Region boundary records:
(begin)

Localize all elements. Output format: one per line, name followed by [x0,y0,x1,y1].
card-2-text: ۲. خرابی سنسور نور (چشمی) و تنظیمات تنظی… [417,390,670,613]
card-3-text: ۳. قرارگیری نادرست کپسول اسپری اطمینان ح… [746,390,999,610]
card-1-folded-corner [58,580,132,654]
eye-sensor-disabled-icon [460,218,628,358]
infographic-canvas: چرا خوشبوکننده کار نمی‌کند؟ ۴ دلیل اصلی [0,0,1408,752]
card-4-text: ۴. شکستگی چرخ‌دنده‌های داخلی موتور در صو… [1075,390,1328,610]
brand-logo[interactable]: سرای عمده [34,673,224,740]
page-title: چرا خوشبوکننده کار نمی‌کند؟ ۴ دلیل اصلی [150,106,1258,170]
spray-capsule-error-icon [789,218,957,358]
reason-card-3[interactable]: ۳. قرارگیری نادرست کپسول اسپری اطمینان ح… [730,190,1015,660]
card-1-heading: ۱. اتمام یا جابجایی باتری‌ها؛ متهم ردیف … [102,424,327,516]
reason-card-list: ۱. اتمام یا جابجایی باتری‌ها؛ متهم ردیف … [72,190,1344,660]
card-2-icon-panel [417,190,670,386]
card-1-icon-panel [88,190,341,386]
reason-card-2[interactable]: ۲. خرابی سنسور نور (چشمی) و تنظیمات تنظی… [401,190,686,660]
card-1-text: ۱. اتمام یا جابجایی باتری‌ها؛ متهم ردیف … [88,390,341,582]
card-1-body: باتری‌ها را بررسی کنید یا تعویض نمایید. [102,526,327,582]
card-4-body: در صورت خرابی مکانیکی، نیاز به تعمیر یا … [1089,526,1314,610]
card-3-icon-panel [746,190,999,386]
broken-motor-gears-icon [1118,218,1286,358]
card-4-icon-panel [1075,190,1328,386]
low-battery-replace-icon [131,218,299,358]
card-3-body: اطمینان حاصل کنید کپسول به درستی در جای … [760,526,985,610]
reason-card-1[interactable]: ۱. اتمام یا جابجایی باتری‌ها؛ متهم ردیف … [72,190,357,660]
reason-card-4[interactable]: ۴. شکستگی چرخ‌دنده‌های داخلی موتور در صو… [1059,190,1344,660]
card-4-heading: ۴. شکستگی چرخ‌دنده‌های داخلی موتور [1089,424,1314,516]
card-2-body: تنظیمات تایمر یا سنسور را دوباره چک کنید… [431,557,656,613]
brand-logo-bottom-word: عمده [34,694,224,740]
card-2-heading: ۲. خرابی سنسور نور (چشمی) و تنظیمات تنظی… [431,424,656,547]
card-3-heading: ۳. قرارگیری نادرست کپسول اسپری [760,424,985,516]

(end)

DESCRIPTION OF THE TASK ::
Return every line of the records that contains the string "داخلی", treating case as significant.

COMPLETED TASK ::
card-4-text: ۴. شکستگی چرخ‌دنده‌های داخلی موتور در صو… [1075,390,1328,610]
reason-card-4[interactable]: ۴. شکستگی چرخ‌دنده‌های داخلی موتور در صو… [1059,190,1344,660]
card-4-heading: ۴. شکستگی چرخ‌دنده‌های داخلی موتور [1089,424,1314,516]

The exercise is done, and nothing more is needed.